What the exercise asks: Images appear in the records below; leave them out and repeat everything else exactly.

[Collected data]
►

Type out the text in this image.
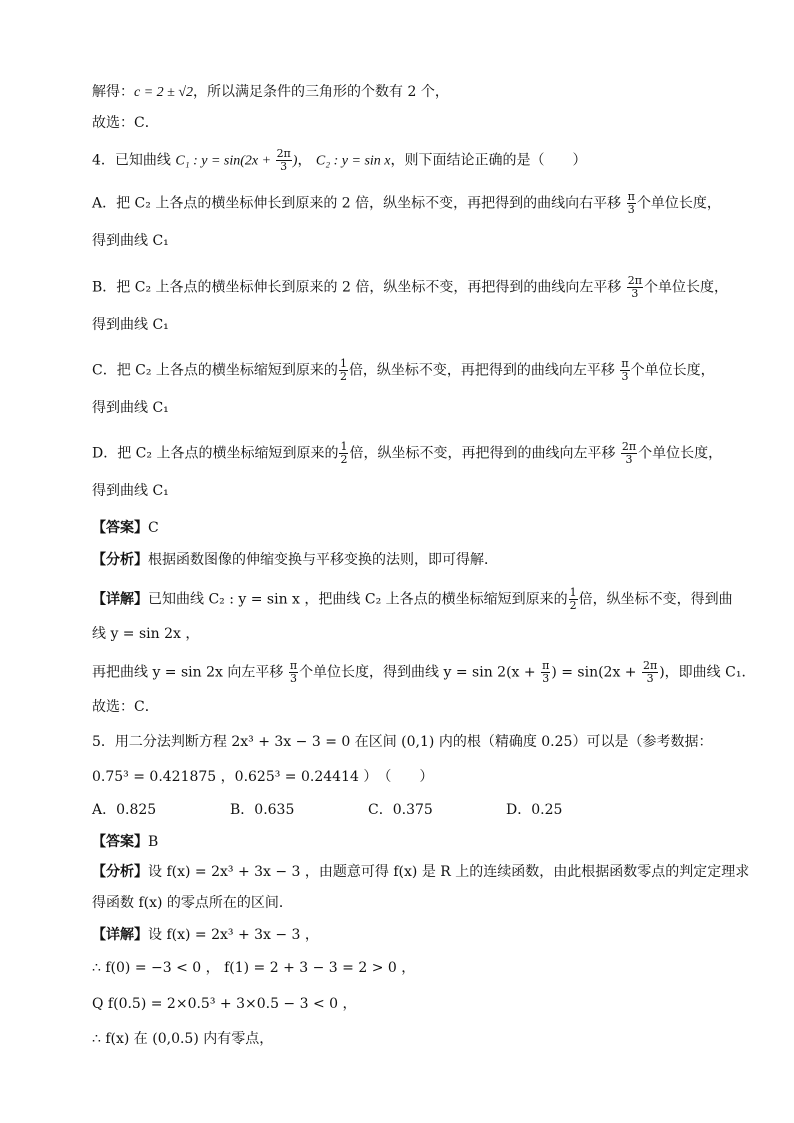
解得：c = 2 ± √2，所以满足条件的三角形的个数有 2 个，
故选：C．
4．已知曲线 C₁ : $y = \sin(2x + \frac{2\pi}{3}$ )， C₂ : y = sin x，则下面结论正确的是（　　）
A．把 C₂ 上各点的横坐标伸长到原来的 2 倍，纵坐标不变，再把得到的曲线向右平移 $\frac{\pi}{3}$ 个单位长度，
得到曲线 C₁
B．把 C₂ 上各点的横坐标伸长到原来的 2 倍，纵坐标不变，再把得到的曲线向左平移 $\frac{2\pi}{3}$ 个单位长度，
得到曲线 C₁
C．把 C₂ 上各点的横坐标缩短到原来的 $\frac{1}{2}$ 倍，纵坐标不变，再把得到的曲线向左平移 $\frac{\pi}{3}$ 个单位长度，
得到曲线 C₁
D．把 C₂ 上各点的横坐标缩短到原来的 $\frac{1}{2}$ 倍，纵坐标不变，再把得到的曲线向左平移 $\frac{2\pi}{3}$ 个单位长度，
得到曲线 C₁
【答案】C
【分析】根据函数图像的伸缩变换与平移变换的法则，即可得解．
【详解】已知曲线 C₂ : y = sin x ，把曲线 C₂ 上各点的横坐标缩短到原来的 $\frac{1}{2}$ 倍，纵坐标不变，得到曲
线 y = sin 2x ，
再把曲线 y = sin 2x 向左平移 $\frac{\pi}{3}$ 个单位长度，得到曲线 $y = \sin 2(x + \frac{\pi}{3}$ ) = $\sin(2x + \frac{2\pi}{3}$ )，即曲线 C₁．
故选：C．
5．用二分法判断方程 2x³ + 3x − 3 = 0 在区间 (0,1) 内的根（精确度 0.25）可以是（参考数据：
0.75³ = 0.421875 ，0.625³ = 0.24414 ）　（　　）
A．0.825	B．0.635	C．0.375	D．0.25
【答案】B
【分析】设 f(x) = 2x³ + 3x − 3 ，由题意可得 f(x) 是 R 上的连续函数，由此根据函数零点的判定定理求
得函数 f(x) 的零点所在的区间．
【详解】设 f(x) = 2x³ + 3x − 3 ，
∴ f(0) = −3 < 0 ， f(1) = 2 + 3 − 3 = 2 > 0 ，
Q f(0.5) = 2×0.5³ + 3×0.5 − 3 < 0 ，
∴ f(x) 在 (0,0.5) 内有零点，
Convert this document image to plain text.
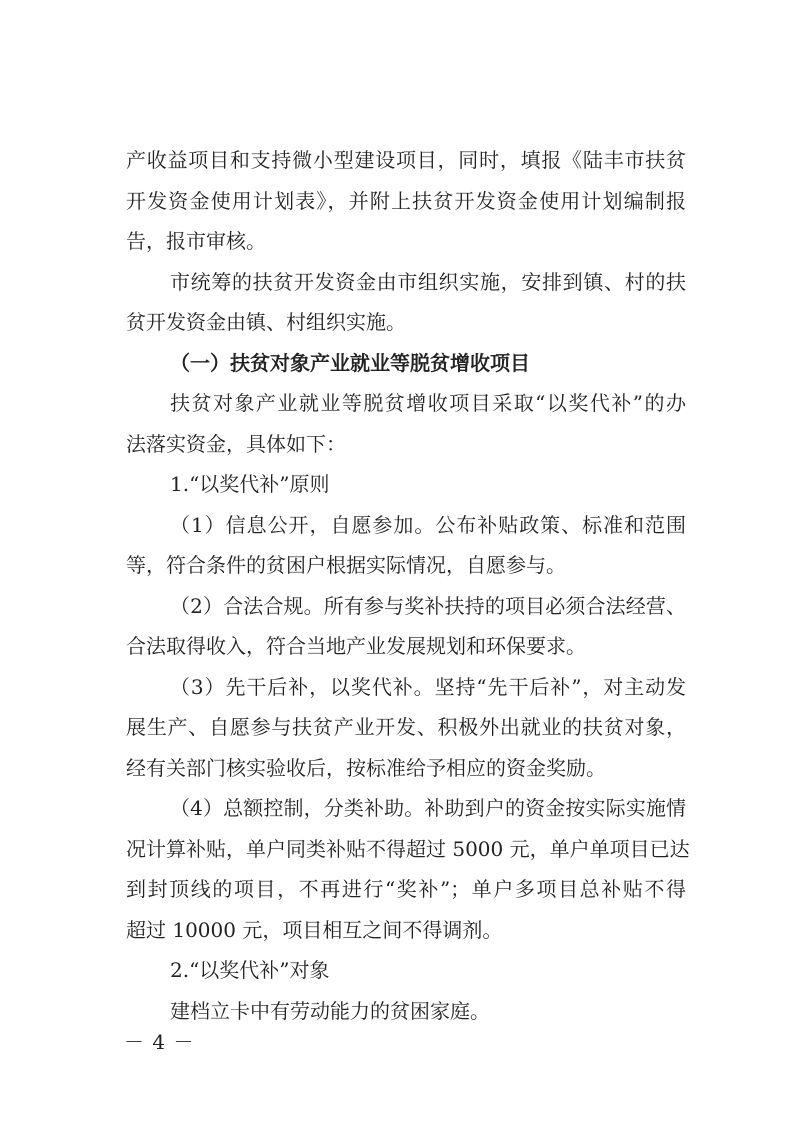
产收益项目和支持微小型建设项目，同时，填报《陆丰市扶贫
开发资金使用计划表》，并附上扶贫开发资金使用计划编制报
告，报市审核。
市统筹的扶贫开发资金由市组织实施，安排到镇、村的扶
贫开发资金由镇、村组织实施。
（一）扶贫对象产业就业等脱贫增收项目
扶贫对象产业就业等脱贫增收项目采取“以奖代补”的办
法落实资金，具体如下：
1.“以奖代补”原则
（1）信息公开，自愿参加。公布补贴政策、标准和范围
等，符合条件的贫困户根据实际情况，自愿参与。
（2）合法合规。所有参与奖补扶持的项目必须合法经营、
合法取得收入，符合当地产业发展规划和环保要求。
（3）先干后补，以奖代补。坚持“先干后补”，对主动发
展生产、自愿参与扶贫产业开发、积极外出就业的扶贫对象，
经有关部门核实验收后，按标准给予相应的资金奖励。
（4）总额控制，分类补助。补助到户的资金按实际实施情
况计算补贴，单户同类补贴不得超过 5000 元，单户单项目已达
到封顶线的项目，不再进行“奖补”；单户多项目总补贴不得
超过 10000 元，项目相互之间不得调剂。
2.“以奖代补”对象
建档立卡中有劳动能力的贫困家庭。
－ 4 －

◄

Worked answer:
Type out the text in this image.
解得：c = 2 ± √2，所以满足条件的三角形的个数有 2 个，
故选：C．
4．已知曲线 C₁ : $y = \sin(2x + \frac{2\pi}{3}$ )， C₂ : y = sin x，则下面结论正确的是（　　）
A．把 C₂ 上各点的横坐标伸长到原来的 2 倍，纵坐标不变，再把得到的曲线向右平移 $\frac{\pi}{3}$ 个单位长度，
得到曲线 C₁
B．把 C₂ 上各点的横坐标伸长到原来的 2 倍，纵坐标不变，再把得到的曲线向左平移 $\frac{2\pi}{3}$ 个单位长度，
得到曲线 C₁
C．把 C₂ 上各点的横坐标缩短到原来的 $\frac{1}{2}$ 倍，纵坐标不变，再把得到的曲线向左平移 $\frac{\pi}{3}$ 个单位长度，
得到曲线 C₁
D．把 C₂ 上各点的横坐标缩短到原来的 $\frac{1}{2}$ 倍，纵坐标不变，再把得到的曲线向左平移 $\frac{2\pi}{3}$ 个单位长度，
得到曲线 C₁
【答案】C
【分析】根据函数图像的伸缩变换与平移变换的法则，即可得解．
【详解】已知曲线 C₂ : y = sin x ，把曲线 C₂ 上各点的横坐标缩短到原来的 $\frac{1}{2}$ 倍，纵坐标不变，得到曲
线 y = sin 2x ，
再把曲线 y = sin 2x 向左平移 $\frac{\pi}{3}$ 个单位长度，得到曲线 $y = \sin 2(x + \frac{\pi}{3}$ ) = $\sin(2x + \frac{2\pi}{3}$ )，即曲线 C₁．
故选：C．
5．用二分法判断方程 2x³ + 3x − 3 = 0 在区间 (0,1) 内的根（精确度 0.25）可以是（参考数据：
0.75³ = 0.421875 ，0.625³ = 0.24414 ）　（　　）
A．0.825	B．0.635	C．0.375	D．0.25
【答案】B
【分析】设 f(x) = 2x³ + 3x − 3 ，由题意可得 f(x) 是 R 上的连续函数，由此根据函数零点的判定定理求
得函数 f(x) 的零点所在的区间．
【详解】设 f(x) = 2x³ + 3x − 3 ，
∴ f(0) = −3 < 0 ， f(1) = 2 + 3 − 3 = 2 > 0 ，
Q f(0.5) = 2×0.5³ + 3×0.5 − 3 < 0 ，
∴ f(x) 在 (0,0.5) 内有零点，
Convert this document image to plain text.
产收益项目和支持微小型建设项目，同时，填报《陆丰市扶贫
开发资金使用计划表》，并附上扶贫开发资金使用计划编制报
告，报市审核。
市统筹的扶贫开发资金由市组织实施，安排到镇、村的扶
贫开发资金由镇、村组织实施。
（一）扶贫对象产业就业等脱贫增收项目
扶贫对象产业就业等脱贫增收项目采取“以奖代补”的办
法落实资金，具体如下：
1.“以奖代补”原则
（1）信息公开，自愿参加。公布补贴政策、标准和范围
等，符合条件的贫困户根据实际情况，自愿参与。
（2）合法合规。所有参与奖补扶持的项目必须合法经营、
合法取得收入，符合当地产业发展规划和环保要求。
（3）先干后补，以奖代补。坚持“先干后补”，对主动发
展生产、自愿参与扶贫产业开发、积极外出就业的扶贫对象，
经有关部门核实验收后，按标准给予相应的资金奖励。
（4）总额控制，分类补助。补助到户的资金按实际实施情
况计算补贴，单户同类补贴不得超过 5000 元，单户单项目已达
到封顶线的项目，不再进行“奖补”；单户多项目总补贴不得
超过 10000 元，项目相互之间不得调剂。
2.“以奖代补”对象
建档立卡中有劳动能力的贫困家庭。
－ 4 －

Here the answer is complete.